**PROBLEM TO WORK ON**
Search the records below for the word "Services" and show every line where it occurs.

**TASK DATA**

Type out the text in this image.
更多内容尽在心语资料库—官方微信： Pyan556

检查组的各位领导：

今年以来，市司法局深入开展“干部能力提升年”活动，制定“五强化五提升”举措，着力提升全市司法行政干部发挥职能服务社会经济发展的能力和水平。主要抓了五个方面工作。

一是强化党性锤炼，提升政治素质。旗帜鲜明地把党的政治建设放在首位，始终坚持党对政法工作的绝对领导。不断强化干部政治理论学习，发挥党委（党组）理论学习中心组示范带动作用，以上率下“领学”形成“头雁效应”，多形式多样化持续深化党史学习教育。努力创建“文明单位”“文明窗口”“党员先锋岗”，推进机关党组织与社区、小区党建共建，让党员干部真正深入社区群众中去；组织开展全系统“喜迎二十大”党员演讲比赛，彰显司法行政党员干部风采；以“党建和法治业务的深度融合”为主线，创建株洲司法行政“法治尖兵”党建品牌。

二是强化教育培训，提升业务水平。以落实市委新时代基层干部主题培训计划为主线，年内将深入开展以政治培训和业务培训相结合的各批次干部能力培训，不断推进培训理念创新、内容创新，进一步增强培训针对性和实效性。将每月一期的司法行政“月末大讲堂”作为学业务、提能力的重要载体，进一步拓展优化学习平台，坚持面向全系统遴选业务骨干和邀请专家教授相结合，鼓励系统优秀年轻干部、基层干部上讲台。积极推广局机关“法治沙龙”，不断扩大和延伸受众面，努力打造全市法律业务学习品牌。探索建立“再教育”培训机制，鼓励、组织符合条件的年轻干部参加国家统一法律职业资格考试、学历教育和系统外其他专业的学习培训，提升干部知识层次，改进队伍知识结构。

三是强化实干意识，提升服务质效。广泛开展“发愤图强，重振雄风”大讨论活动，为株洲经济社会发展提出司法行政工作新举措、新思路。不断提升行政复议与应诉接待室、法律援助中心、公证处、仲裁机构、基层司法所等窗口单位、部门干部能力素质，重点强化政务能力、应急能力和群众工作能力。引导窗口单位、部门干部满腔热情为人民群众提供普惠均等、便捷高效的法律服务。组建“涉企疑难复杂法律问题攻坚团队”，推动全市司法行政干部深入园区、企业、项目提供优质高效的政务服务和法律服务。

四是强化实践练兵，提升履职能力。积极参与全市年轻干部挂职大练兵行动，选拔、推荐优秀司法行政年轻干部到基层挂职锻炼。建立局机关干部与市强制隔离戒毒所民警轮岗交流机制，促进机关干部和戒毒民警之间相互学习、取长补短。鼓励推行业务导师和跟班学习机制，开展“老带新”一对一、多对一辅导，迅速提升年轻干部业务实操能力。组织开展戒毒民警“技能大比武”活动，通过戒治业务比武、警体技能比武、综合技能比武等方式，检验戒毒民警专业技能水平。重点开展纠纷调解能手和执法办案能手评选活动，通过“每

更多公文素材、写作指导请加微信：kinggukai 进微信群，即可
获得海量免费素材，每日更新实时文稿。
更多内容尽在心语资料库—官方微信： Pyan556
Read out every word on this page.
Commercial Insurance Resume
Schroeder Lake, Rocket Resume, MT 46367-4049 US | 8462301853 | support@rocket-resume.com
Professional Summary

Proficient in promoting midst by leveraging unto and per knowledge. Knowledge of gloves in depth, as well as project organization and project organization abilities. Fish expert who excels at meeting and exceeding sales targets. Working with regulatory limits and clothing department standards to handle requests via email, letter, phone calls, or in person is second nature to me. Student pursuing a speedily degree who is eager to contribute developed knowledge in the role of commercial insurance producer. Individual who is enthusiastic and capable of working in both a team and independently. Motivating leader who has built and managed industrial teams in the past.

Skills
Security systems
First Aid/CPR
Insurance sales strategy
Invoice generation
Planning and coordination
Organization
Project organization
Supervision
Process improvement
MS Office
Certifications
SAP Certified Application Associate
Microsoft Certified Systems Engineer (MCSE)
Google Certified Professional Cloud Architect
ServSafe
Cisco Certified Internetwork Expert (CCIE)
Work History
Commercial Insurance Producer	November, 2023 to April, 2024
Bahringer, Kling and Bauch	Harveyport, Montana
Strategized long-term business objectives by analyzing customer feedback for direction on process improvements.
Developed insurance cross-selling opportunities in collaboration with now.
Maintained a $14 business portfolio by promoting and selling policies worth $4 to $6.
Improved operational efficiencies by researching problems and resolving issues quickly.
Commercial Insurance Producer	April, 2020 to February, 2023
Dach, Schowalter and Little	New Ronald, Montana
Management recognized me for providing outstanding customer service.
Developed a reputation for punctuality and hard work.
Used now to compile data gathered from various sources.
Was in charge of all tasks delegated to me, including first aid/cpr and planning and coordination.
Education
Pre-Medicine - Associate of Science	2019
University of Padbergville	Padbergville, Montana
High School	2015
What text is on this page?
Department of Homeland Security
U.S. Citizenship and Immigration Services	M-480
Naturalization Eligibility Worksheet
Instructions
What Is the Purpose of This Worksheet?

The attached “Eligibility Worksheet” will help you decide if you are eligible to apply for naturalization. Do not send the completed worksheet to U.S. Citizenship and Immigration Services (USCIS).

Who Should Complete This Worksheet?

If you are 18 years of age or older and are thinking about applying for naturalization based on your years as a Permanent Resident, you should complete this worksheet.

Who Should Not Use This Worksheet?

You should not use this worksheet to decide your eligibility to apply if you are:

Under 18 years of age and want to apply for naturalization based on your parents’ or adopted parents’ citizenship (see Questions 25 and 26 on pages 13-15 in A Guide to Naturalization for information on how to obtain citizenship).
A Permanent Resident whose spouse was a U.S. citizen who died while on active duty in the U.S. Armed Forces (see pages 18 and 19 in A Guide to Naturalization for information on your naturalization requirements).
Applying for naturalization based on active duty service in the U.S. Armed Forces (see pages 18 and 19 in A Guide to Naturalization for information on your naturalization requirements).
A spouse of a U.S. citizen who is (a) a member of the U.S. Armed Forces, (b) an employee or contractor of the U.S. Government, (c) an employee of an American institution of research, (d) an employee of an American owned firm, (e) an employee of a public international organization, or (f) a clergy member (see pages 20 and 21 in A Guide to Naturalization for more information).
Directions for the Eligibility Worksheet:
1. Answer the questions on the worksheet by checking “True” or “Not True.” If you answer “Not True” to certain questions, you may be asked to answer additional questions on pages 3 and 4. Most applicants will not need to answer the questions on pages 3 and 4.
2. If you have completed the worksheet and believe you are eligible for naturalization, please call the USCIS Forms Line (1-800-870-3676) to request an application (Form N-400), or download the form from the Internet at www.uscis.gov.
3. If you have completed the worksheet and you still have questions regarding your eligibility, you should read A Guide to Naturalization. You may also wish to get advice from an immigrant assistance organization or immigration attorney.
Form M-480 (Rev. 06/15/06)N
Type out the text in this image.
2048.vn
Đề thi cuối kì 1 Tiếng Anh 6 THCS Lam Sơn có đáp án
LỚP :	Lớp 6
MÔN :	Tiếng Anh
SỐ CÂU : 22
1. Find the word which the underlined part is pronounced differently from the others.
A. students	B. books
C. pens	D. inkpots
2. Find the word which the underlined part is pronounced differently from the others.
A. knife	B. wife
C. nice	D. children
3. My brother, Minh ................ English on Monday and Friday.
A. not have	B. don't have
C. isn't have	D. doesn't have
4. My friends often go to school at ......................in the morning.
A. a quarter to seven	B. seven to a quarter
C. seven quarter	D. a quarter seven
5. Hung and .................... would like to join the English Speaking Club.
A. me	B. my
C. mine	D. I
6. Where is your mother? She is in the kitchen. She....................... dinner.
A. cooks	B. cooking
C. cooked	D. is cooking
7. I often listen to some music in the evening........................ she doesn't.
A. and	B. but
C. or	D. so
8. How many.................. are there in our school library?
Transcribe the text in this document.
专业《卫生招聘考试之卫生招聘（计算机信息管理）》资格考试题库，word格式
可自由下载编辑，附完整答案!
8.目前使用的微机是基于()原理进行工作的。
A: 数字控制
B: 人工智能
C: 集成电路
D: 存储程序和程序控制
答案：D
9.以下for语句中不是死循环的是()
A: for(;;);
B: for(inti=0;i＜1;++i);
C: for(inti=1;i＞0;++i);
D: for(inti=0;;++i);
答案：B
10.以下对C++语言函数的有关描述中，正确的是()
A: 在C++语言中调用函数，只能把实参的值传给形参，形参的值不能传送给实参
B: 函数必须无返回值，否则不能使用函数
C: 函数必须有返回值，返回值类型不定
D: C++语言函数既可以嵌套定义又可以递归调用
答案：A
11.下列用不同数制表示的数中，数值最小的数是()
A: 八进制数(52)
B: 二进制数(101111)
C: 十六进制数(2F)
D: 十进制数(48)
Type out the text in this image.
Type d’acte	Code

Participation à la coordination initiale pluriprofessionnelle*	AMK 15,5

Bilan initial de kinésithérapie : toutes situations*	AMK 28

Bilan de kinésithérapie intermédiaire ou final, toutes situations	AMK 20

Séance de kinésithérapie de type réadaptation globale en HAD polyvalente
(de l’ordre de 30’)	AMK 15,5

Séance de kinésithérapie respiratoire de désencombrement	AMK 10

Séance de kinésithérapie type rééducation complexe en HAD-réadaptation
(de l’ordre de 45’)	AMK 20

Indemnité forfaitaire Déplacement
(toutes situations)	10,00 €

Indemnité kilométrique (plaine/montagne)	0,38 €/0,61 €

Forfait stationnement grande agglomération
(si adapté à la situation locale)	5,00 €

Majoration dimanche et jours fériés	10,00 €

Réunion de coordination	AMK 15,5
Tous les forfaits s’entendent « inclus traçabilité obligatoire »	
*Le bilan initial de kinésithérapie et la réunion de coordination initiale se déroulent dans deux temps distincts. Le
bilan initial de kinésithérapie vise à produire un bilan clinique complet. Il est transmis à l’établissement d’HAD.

**FINAL RESULT**
U.S. Citizenship and Immigration Services	M-480
The attached “Eligibility Worksheet” will help you decide if you are eligible to apply for naturalization. Do not send the completed worksheet to U.S. Citizenship and Immigration Services (USCIS).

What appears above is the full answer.